## BEGIN Records provided

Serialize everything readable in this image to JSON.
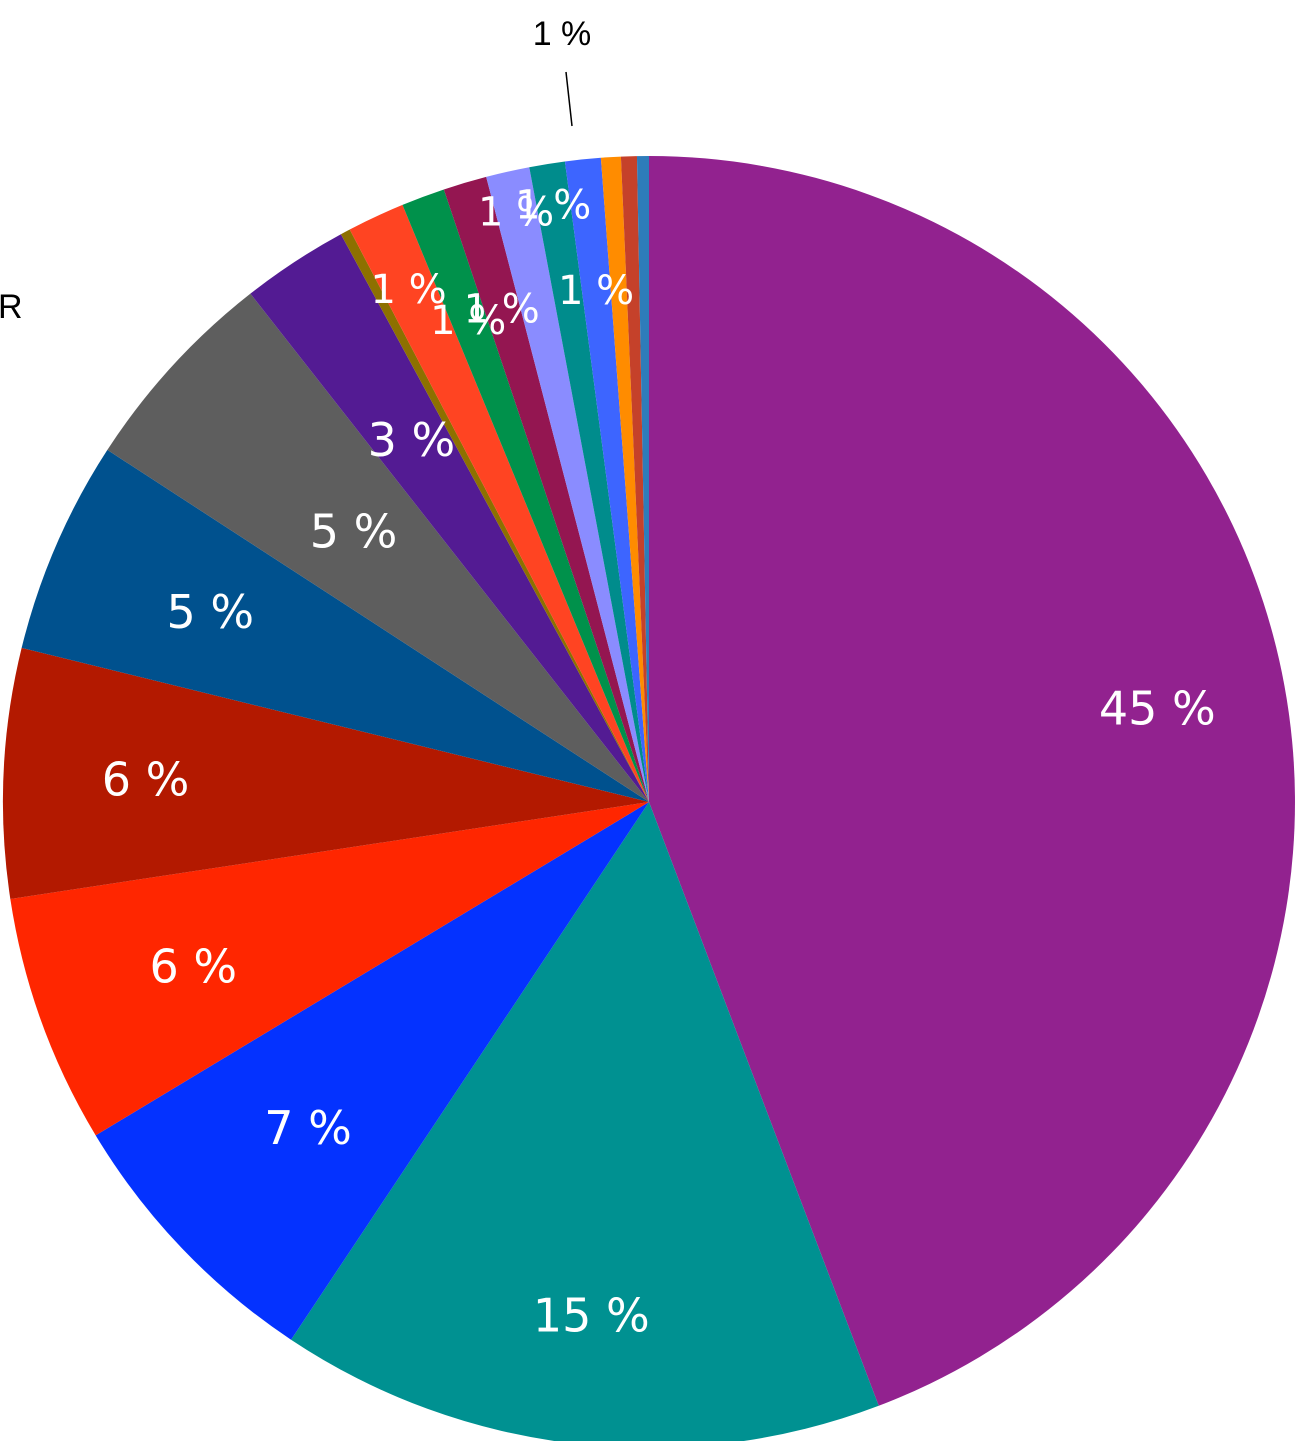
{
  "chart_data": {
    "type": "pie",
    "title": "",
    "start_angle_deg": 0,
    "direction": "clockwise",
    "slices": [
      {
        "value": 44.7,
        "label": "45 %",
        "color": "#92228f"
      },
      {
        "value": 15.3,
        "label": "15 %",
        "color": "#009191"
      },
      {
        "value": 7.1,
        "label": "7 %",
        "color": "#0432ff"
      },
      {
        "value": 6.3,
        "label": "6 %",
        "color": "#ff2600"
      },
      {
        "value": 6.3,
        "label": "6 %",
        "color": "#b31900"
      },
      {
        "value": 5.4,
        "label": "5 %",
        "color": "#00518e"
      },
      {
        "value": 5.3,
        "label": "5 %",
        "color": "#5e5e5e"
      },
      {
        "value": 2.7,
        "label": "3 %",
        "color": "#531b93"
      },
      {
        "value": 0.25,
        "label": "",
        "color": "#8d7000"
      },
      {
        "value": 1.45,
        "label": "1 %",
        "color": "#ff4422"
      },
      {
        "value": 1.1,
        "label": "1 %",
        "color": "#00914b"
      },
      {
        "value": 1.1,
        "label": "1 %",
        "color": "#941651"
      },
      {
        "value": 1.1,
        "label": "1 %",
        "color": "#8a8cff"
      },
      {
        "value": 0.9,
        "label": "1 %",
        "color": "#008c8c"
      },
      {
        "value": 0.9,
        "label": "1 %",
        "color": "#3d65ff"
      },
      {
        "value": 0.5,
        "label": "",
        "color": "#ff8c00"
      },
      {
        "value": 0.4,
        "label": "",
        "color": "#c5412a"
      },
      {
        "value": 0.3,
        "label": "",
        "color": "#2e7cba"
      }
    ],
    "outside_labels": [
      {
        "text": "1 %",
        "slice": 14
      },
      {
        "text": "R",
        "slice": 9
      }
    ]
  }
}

## END Records provided

_What you will do_
Copy the entries exactly. Leave out the images.

_Reply to the exercise_
Serialize everything readable in this image to JSON.
{
  "chart_data": {
    "type": "pie",
    "title": "",
    "start_angle_deg": 0,
    "direction": "clockwise",
    "slices": [
      {
        "value": 44.7,
        "label": "45 %",
        "color": "#92228f"
      },
      {
        "value": 15.3,
        "label": "15 %",
        "color": "#009191"
      },
      {
        "value": 7.1,
        "label": "7 %",
        "color": "#0432ff"
      },
      {
        "value": 6.3,
        "label": "6 %",
        "color": "#ff2600"
      },
      {
        "value": 6.3,
        "label": "6 %",
        "color": "#b31900"
      },
      {
        "value": 5.4,
        "label": "5 %",
        "color": "#00518e"
      },
      {
        "value": 5.3,
        "label": "5 %",
        "color": "#5e5e5e"
      },
      {
        "value": 2.7,
        "label": "3 %",
        "color": "#531b93"
      },
      {
        "value": 0.25,
        "label": "",
        "color": "#8d7000"
      },
      {
        "value": 1.45,
        "label": "1 %",
        "color": "#ff4422"
      },
      {
        "value": 1.1,
        "label": "1 %",
        "color": "#00914b"
      },
      {
        "value": 1.1,
        "label": "1 %",
        "color": "#941651"
      },
      {
        "value": 1.1,
        "label": "1 %",
        "color": "#8a8cff"
      },
      {
        "value": 0.9,
        "label": "1 %",
        "color": "#008c8c"
      },
      {
        "value": 0.9,
        "label": "1 %",
        "color": "#3d65ff"
      },
      {
        "value": 0.5,
        "label": "",
        "color": "#ff8c00"
      },
      {
        "value": 0.4,
        "label": "",
        "color": "#c5412a"
      },
      {
        "value": 0.3,
        "label": "",
        "color": "#2e7cba"
      }
    ],
    "outside_labels": [
      {
        "text": "1 %",
        "slice": 14
      },
      {
        "text": "R",
        "slice": 9
      }
    ]
  }
}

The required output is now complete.